▸ Task objective: Extract the listing in its entirety, keeping each line identical to the original.

• • • • • • •

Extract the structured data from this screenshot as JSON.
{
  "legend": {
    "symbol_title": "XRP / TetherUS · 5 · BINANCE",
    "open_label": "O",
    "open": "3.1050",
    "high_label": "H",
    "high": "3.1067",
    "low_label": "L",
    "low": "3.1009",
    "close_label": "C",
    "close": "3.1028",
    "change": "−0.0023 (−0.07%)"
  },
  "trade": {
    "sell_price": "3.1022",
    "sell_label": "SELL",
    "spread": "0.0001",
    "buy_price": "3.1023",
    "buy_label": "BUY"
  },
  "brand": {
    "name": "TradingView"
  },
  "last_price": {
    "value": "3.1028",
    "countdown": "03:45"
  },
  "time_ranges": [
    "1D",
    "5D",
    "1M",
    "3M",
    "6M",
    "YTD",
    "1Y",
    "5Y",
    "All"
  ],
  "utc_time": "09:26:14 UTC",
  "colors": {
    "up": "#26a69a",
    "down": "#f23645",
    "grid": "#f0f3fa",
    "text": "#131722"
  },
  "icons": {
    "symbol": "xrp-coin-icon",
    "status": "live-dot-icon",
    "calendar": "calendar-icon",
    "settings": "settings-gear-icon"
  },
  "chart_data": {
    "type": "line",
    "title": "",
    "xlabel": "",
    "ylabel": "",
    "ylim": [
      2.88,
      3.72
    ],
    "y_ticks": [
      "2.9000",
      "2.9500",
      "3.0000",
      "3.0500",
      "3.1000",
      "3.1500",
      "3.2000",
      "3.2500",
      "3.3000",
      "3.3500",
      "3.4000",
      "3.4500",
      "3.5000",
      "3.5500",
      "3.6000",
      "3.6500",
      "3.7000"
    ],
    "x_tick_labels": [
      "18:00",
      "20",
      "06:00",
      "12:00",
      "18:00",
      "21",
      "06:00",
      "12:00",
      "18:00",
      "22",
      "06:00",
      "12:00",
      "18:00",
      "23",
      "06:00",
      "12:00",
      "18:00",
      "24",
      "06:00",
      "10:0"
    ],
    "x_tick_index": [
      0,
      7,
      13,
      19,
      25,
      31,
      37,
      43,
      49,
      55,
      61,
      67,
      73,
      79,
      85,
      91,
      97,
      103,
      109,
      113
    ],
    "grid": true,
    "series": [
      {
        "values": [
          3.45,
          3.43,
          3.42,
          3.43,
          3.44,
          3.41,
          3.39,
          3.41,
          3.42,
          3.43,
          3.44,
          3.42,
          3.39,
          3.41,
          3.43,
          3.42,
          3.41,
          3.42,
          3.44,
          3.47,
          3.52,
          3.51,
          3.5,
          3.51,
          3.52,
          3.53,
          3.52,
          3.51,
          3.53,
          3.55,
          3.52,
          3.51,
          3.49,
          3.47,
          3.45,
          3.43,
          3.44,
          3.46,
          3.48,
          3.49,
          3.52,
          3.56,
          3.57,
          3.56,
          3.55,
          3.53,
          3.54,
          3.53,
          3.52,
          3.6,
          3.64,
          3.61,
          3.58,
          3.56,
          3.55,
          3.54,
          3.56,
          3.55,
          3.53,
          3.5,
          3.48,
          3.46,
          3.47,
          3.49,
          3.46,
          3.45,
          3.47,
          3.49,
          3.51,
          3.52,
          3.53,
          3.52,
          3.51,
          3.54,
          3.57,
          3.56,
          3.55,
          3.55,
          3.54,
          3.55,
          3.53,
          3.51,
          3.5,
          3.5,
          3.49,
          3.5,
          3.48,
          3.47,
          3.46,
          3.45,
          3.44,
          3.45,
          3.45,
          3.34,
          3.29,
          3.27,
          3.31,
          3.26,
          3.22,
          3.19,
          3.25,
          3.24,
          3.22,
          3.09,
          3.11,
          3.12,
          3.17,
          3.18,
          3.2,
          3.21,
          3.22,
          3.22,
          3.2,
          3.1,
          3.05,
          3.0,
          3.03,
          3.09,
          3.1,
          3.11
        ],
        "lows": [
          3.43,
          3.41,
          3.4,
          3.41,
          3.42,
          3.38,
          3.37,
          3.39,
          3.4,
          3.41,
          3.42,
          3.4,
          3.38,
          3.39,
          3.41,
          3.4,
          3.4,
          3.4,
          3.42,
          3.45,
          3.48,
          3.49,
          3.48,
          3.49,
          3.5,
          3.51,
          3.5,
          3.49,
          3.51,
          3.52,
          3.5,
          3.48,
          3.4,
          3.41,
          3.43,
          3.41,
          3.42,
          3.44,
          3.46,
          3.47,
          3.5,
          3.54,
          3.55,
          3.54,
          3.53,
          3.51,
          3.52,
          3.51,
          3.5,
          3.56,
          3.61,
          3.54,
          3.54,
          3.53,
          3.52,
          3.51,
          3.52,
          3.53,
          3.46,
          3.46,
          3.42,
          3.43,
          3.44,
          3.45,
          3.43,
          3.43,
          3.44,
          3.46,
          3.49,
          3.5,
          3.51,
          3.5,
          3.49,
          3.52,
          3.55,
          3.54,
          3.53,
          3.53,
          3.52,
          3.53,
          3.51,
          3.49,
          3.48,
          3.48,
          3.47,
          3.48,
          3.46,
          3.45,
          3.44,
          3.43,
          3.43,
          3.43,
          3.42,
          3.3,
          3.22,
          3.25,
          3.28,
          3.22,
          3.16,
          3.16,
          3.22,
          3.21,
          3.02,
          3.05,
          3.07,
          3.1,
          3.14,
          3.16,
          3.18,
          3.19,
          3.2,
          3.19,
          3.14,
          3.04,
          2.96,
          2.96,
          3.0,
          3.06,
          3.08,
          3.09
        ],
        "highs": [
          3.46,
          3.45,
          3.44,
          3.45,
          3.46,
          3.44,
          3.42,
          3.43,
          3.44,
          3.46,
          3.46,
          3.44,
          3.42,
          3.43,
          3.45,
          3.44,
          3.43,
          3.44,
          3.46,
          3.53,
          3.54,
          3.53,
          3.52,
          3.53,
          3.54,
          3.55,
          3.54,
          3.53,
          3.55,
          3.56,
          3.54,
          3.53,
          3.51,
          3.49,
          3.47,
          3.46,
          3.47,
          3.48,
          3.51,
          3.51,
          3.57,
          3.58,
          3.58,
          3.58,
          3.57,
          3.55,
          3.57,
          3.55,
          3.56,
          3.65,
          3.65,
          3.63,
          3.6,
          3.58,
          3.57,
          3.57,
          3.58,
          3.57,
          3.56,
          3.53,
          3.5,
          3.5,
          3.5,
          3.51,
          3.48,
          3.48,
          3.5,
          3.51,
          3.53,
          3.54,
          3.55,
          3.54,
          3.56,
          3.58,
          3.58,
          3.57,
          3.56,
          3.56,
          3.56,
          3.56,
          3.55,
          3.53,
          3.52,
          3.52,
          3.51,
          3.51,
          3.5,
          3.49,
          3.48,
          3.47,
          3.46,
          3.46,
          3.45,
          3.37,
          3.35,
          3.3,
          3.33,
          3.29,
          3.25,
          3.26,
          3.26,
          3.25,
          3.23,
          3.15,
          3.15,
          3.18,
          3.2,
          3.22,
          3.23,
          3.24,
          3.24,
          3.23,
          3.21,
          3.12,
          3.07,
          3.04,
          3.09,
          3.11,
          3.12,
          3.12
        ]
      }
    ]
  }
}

• • • • • • •

▸ Exercise response:
Extract the structured data from this screenshot as JSON.
{
  "legend": {
    "symbol_title": "XRP / TetherUS · 5 · BINANCE",
    "open_label": "O",
    "open": "3.1050",
    "high_label": "H",
    "high": "3.1067",
    "low_label": "L",
    "low": "3.1009",
    "close_label": "C",
    "close": "3.1028",
    "change": "−0.0023 (−0.07%)"
  },
  "trade": {
    "sell_price": "3.1022",
    "sell_label": "SELL",
    "spread": "0.0001",
    "buy_price": "3.1023",
    "buy_label": "BUY"
  },
  "brand": {
    "name": "TradingView"
  },
  "last_price": {
    "value": "3.1028",
    "countdown": "03:45"
  },
  "time_ranges": [
    "1D",
    "5D",
    "1M",
    "3M",
    "6M",
    "YTD",
    "1Y",
    "5Y",
    "All"
  ],
  "utc_time": "09:26:14 UTC",
  "colors": {
    "up": "#26a69a",
    "down": "#f23645",
    "grid": "#f0f3fa",
    "text": "#131722"
  },
  "icons": {
    "symbol": "xrp-coin-icon",
    "status": "live-dot-icon",
    "calendar": "calendar-icon",
    "settings": "settings-gear-icon"
  },
  "chart_data": {
    "type": "line",
    "title": "",
    "xlabel": "",
    "ylabel": "",
    "ylim": [
      2.88,
      3.72
    ],
    "y_ticks": [
      "2.9000",
      "2.9500",
      "3.0000",
      "3.0500",
      "3.1000",
      "3.1500",
      "3.2000",
      "3.2500",
      "3.3000",
      "3.3500",
      "3.4000",
      "3.4500",
      "3.5000",
      "3.5500",
      "3.6000",
      "3.6500",
      "3.7000"
    ],
    "x_tick_labels": [
      "18:00",
      "20",
      "06:00",
      "12:00",
      "18:00",
      "21",
      "06:00",
      "12:00",
      "18:00",
      "22",
      "06:00",
      "12:00",
      "18:00",
      "23",
      "06:00",
      "12:00",
      "18:00",
      "24",
      "06:00",
      "10:0"
    ],
    "x_tick_index": [
      0,
      7,
      13,
      19,
      25,
      31,
      37,
      43,
      49,
      55,
      61,
      67,
      73,
      79,
      85,
      91,
      97,
      103,
      109,
      113
    ],
    "grid": true,
    "series": [
      {
        "values": [
          3.45,
          3.43,
          3.42,
          3.43,
          3.44,
          3.41,
          3.39,
          3.41,
          3.42,
          3.43,
          3.44,
          3.42,
          3.39,
          3.41,
          3.43,
          3.42,
          3.41,
          3.42,
          3.44,
          3.47,
          3.52,
          3.51,
          3.5,
          3.51,
          3.52,
          3.53,
          3.52,
          3.51,
          3.53,
          3.55,
          3.52,
          3.51,
          3.49,
          3.47,
          3.45,
          3.43,
          3.44,
          3.46,
          3.48,
          3.49,
          3.52,
          3.56,
          3.57,
          3.56,
          3.55,
          3.53,
          3.54,
          3.53,
          3.52,
          3.6,
          3.64,
          3.61,
          3.58,
          3.56,
          3.55,
          3.54,
          3.56,
          3.55,
          3.53,
          3.5,
          3.48,
          3.46,
          3.47,
          3.49,
          3.46,
          3.45,
          3.47,
          3.49,
          3.51,
          3.52,
          3.53,
          3.52,
          3.51,
          3.54,
          3.57,
          3.56,
          3.55,
          3.55,
          3.54,
          3.55,
          3.53,
          3.51,
          3.5,
          3.5,
          3.49,
          3.5,
          3.48,
          3.47,
          3.46,
          3.45,
          3.44,
          3.45,
          3.45,
          3.34,
          3.29,
          3.27,
          3.31,
          3.26,
          3.22,
          3.19,
          3.25,
          3.24,
          3.22,
          3.09,
          3.11,
          3.12,
          3.17,
          3.18,
          3.2,
          3.21,
          3.22,
          3.22,
          3.2,
          3.1,
          3.05,
          3.0,
          3.03,
          3.09,
          3.1,
          3.11
        ],
        "lows": [
          3.43,
          3.41,
          3.4,
          3.41,
          3.42,
          3.38,
          3.37,
          3.39,
          3.4,
          3.41,
          3.42,
          3.4,
          3.38,
          3.39,
          3.41,
          3.4,
          3.4,
          3.4,
          3.42,
          3.45,
          3.48,
          3.49,
          3.48,
          3.49,
          3.5,
          3.51,
          3.5,
          3.49,
          3.51,
          3.52,
          3.5,
          3.48,
          3.4,
          3.41,
          3.43,
          3.41,
          3.42,
          3.44,
          3.46,
          3.47,
          3.5,
          3.54,
          3.55,
          3.54,
          3.53,
          3.51,
          3.52,
          3.51,
          3.5,
          3.56,
          3.61,
          3.54,
          3.54,
          3.53,
          3.52,
          3.51,
          3.52,
          3.53,
          3.46,
          3.46,
          3.42,
          3.43,
          3.44,
          3.45,
          3.43,
          3.43,
          3.44,
          3.46,
          3.49,
          3.5,
          3.51,
          3.5,
          3.49,
          3.52,
          3.55,
          3.54,
          3.53,
          3.53,
          3.52,
          3.53,
          3.51,
          3.49,
          3.48,
          3.48,
          3.47,
          3.48,
          3.46,
          3.45,
          3.44,
          3.43,
          3.43,
          3.43,
          3.42,
          3.3,
          3.22,
          3.25,
          3.28,
          3.22,
          3.16,
          3.16,
          3.22,
          3.21,
          3.02,
          3.05,
          3.07,
          3.1,
          3.14,
          3.16,
          3.18,
          3.19,
          3.2,
          3.19,
          3.14,
          3.04,
          2.96,
          2.96,
          3.0,
          3.06,
          3.08,
          3.09
        ],
        "highs": [
          3.46,
          3.45,
          3.44,
          3.45,
          3.46,
          3.44,
          3.42,
          3.43,
          3.44,
          3.46,
          3.46,
          3.44,
          3.42,
          3.43,
          3.45,
          3.44,
          3.43,
          3.44,
          3.46,
          3.53,
          3.54,
          3.53,
          3.52,
          3.53,
          3.54,
          3.55,
          3.54,
          3.53,
          3.55,
          3.56,
          3.54,
          3.53,
          3.51,
          3.49,
          3.47,
          3.46,
          3.47,
          3.48,
          3.51,
          3.51,
          3.57,
          3.58,
          3.58,
          3.58,
          3.57,
          3.55,
          3.57,
          3.55,
          3.56,
          3.65,
          3.65,
          3.63,
          3.6,
          3.58,
          3.57,
          3.57,
          3.58,
          3.57,
          3.56,
          3.53,
          3.5,
          3.5,
          3.5,
          3.51,
          3.48,
          3.48,
          3.5,
          3.51,
          3.53,
          3.54,
          3.55,
          3.54,
          3.56,
          3.58,
          3.58,
          3.57,
          3.56,
          3.56,
          3.56,
          3.56,
          3.55,
          3.53,
          3.52,
          3.52,
          3.51,
          3.51,
          3.5,
          3.49,
          3.48,
          3.47,
          3.46,
          3.46,
          3.45,
          3.37,
          3.35,
          3.3,
          3.33,
          3.29,
          3.25,
          3.26,
          3.26,
          3.25,
          3.23,
          3.15,
          3.15,
          3.18,
          3.2,
          3.22,
          3.23,
          3.24,
          3.24,
          3.23,
          3.21,
          3.12,
          3.07,
          3.04,
          3.09,
          3.11,
          3.12,
          3.12
        ]
      }
    ]
  }
}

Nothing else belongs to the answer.